**** PROVIDED MATERIAL

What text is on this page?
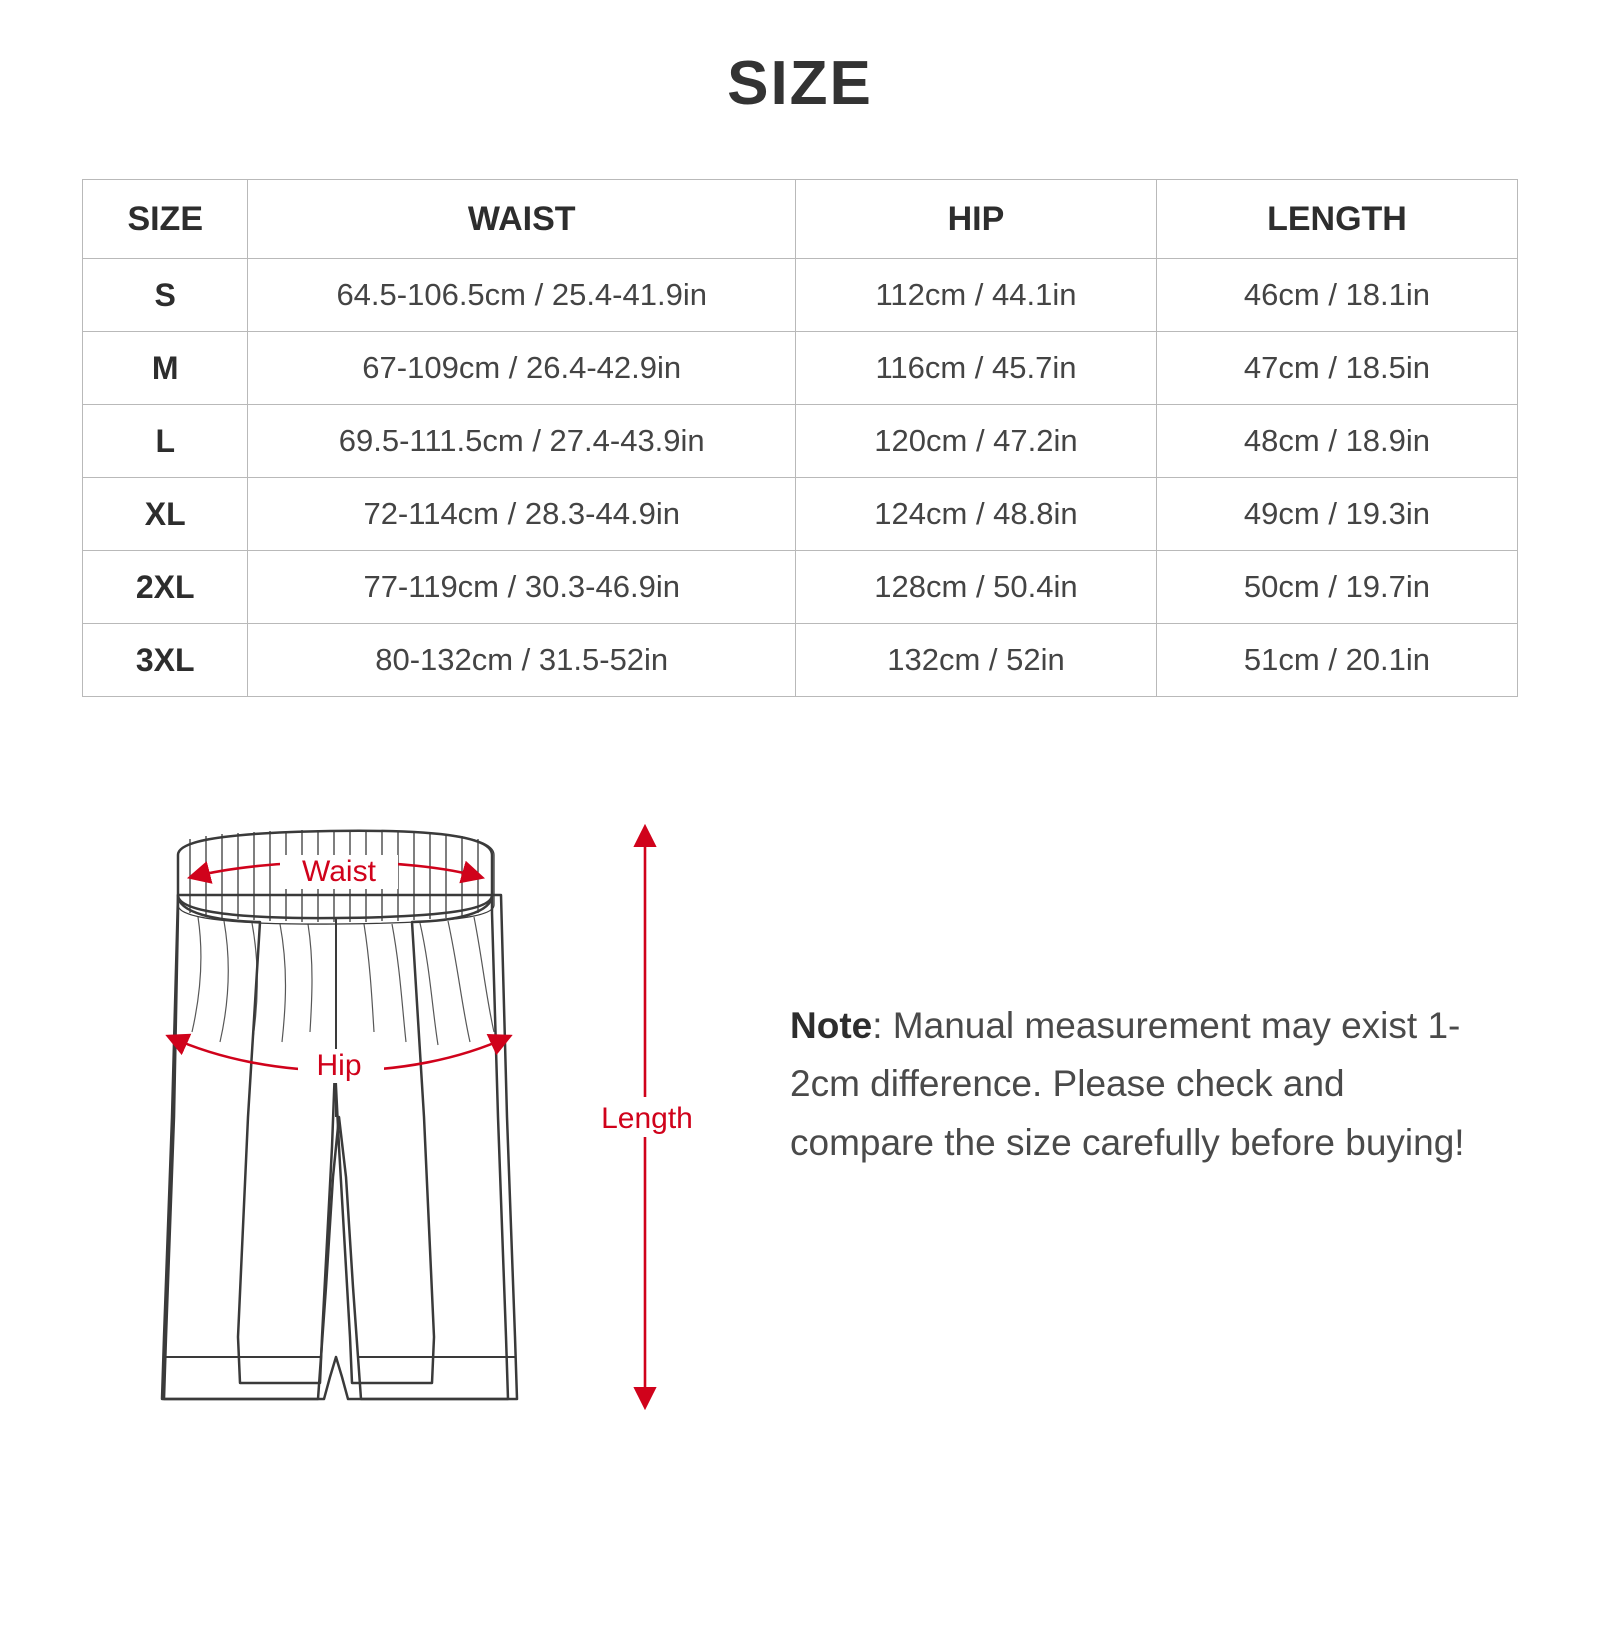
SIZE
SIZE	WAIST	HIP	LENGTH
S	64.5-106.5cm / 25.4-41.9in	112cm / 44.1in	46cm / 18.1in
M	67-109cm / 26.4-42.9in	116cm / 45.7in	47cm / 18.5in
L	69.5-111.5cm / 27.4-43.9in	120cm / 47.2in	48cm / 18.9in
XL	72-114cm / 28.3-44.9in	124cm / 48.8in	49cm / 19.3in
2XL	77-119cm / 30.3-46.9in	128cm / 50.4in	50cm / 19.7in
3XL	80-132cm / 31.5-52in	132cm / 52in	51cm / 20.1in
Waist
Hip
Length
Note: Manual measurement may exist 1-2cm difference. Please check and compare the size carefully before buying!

********
**** PROVIDED MATERIAL

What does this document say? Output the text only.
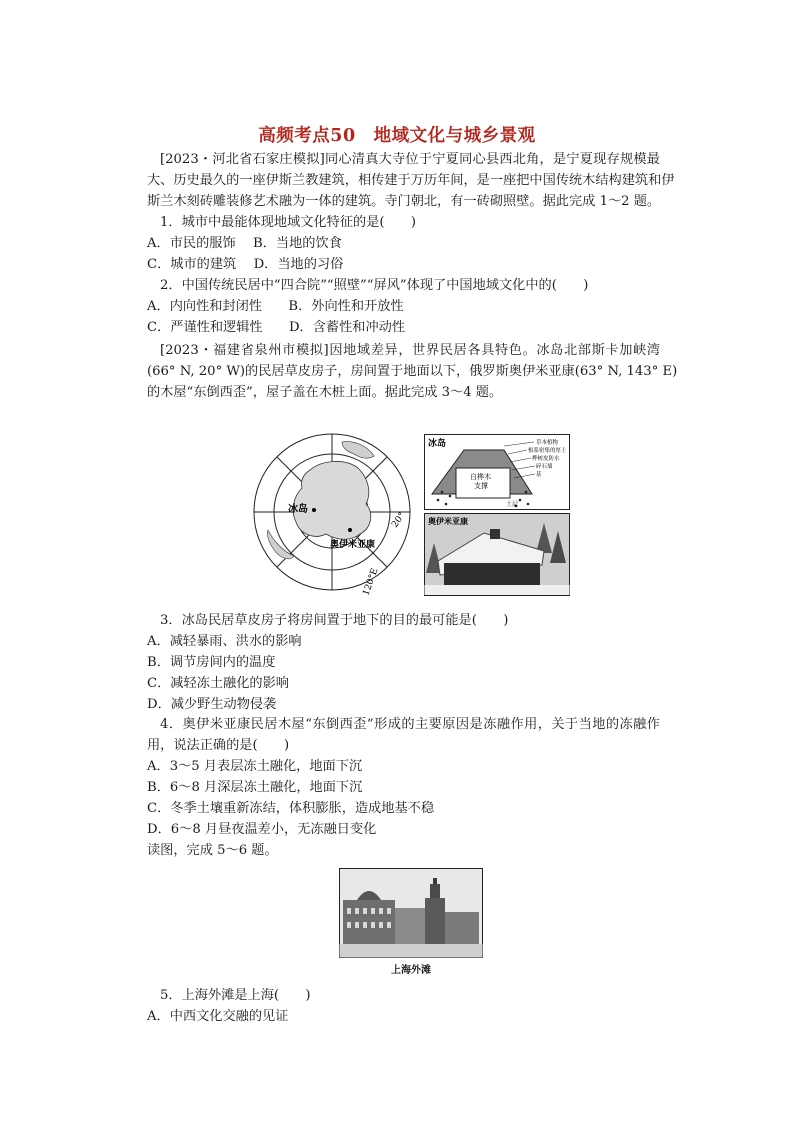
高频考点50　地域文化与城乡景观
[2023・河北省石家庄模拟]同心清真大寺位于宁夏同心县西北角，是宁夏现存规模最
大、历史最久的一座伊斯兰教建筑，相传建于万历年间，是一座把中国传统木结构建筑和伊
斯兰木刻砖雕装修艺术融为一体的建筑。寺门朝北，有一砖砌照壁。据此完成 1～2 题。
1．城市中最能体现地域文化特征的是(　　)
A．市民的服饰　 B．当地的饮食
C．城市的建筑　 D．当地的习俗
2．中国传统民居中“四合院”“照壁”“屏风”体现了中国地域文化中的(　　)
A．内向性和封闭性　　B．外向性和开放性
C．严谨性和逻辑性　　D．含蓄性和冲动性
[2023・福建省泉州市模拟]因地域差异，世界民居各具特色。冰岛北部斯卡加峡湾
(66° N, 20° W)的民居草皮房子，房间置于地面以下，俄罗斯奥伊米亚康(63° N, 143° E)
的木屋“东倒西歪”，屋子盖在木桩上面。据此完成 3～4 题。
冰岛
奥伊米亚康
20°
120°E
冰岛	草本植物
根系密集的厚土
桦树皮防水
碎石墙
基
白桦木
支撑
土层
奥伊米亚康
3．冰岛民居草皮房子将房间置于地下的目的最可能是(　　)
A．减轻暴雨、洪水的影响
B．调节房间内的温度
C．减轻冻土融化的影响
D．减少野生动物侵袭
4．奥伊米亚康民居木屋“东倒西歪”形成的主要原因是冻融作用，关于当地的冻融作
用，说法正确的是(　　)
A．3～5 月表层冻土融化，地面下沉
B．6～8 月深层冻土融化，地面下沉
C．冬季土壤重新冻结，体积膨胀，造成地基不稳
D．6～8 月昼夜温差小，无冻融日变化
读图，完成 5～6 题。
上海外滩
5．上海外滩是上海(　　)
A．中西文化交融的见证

********
**** PROVIDED MATERIAL

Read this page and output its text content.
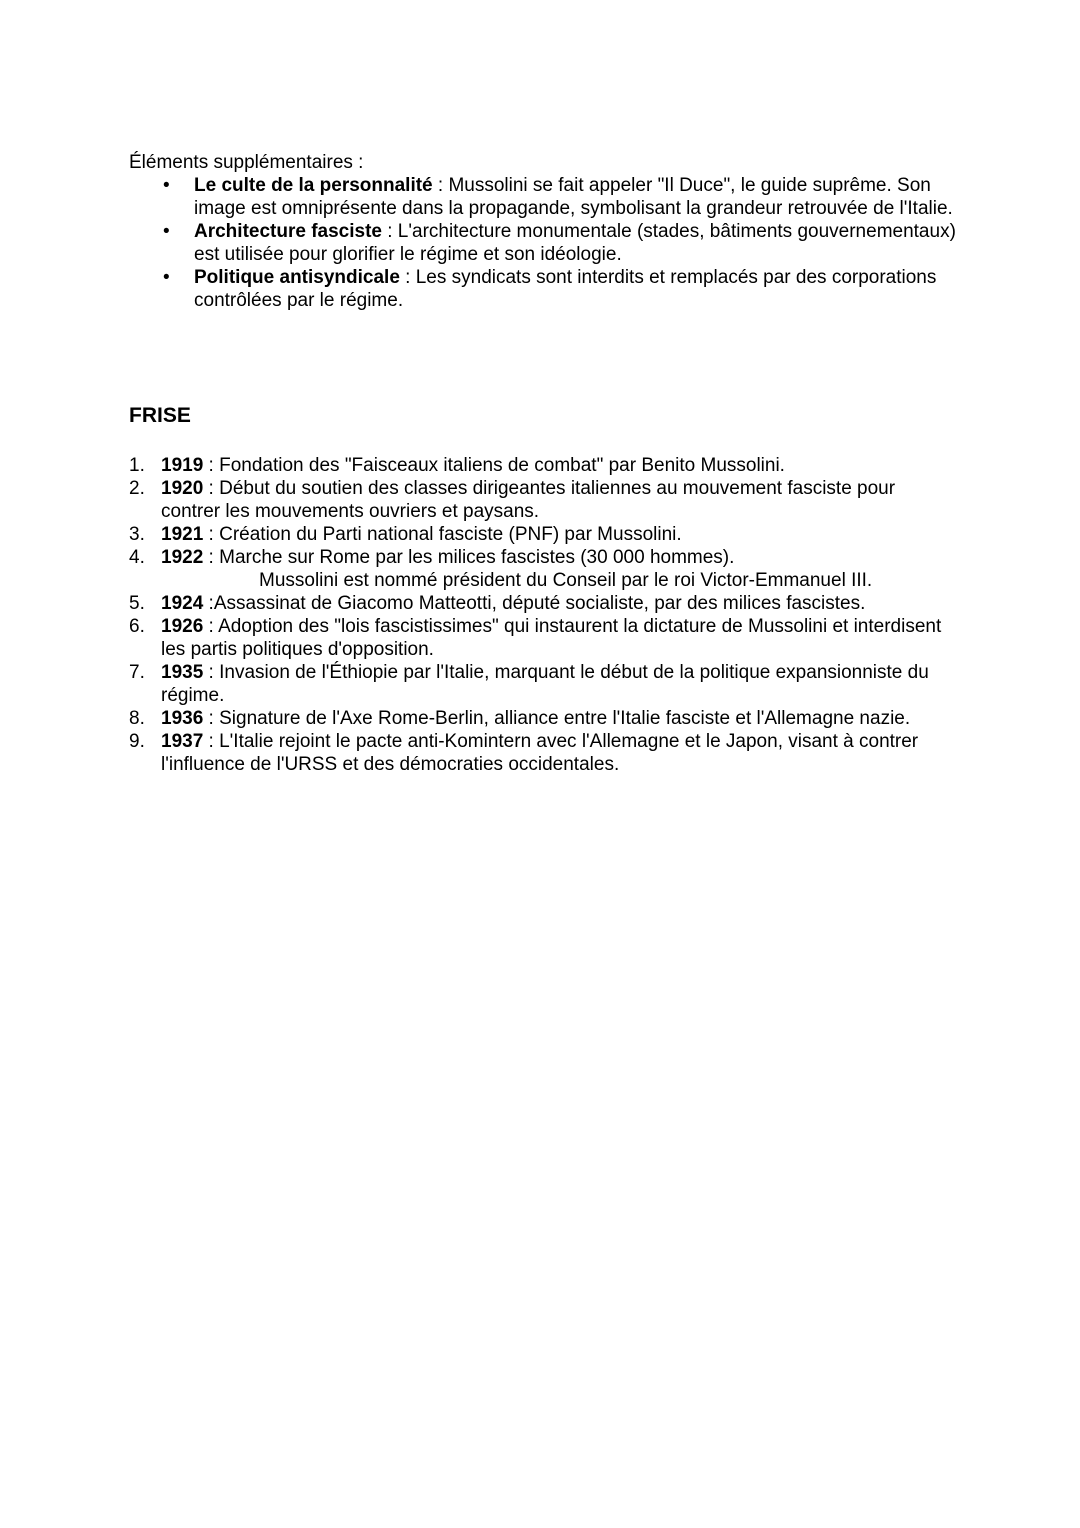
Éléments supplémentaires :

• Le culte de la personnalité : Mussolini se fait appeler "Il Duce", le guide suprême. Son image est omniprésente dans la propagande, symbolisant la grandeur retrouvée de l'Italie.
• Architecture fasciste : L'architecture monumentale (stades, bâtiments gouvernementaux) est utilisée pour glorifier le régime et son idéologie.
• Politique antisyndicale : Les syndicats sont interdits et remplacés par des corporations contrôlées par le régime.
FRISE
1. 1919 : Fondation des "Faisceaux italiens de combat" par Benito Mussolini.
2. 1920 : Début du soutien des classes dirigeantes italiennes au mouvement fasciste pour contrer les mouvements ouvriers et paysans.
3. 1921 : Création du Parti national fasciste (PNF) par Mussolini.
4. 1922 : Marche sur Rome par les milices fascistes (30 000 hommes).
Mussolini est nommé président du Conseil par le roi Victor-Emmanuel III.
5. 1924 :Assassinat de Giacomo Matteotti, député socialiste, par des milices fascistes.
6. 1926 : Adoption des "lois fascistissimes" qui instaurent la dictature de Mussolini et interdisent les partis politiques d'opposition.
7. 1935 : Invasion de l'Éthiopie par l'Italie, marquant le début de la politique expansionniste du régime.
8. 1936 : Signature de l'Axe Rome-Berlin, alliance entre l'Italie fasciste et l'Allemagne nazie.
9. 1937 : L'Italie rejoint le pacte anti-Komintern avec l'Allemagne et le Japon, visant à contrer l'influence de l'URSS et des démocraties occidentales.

********

PROBLEM DETAILS:
Search the entries for the word "page", then list each line that holds it.

OUTPUT BELOW:
What text is on this page?
Read this page and output its text content.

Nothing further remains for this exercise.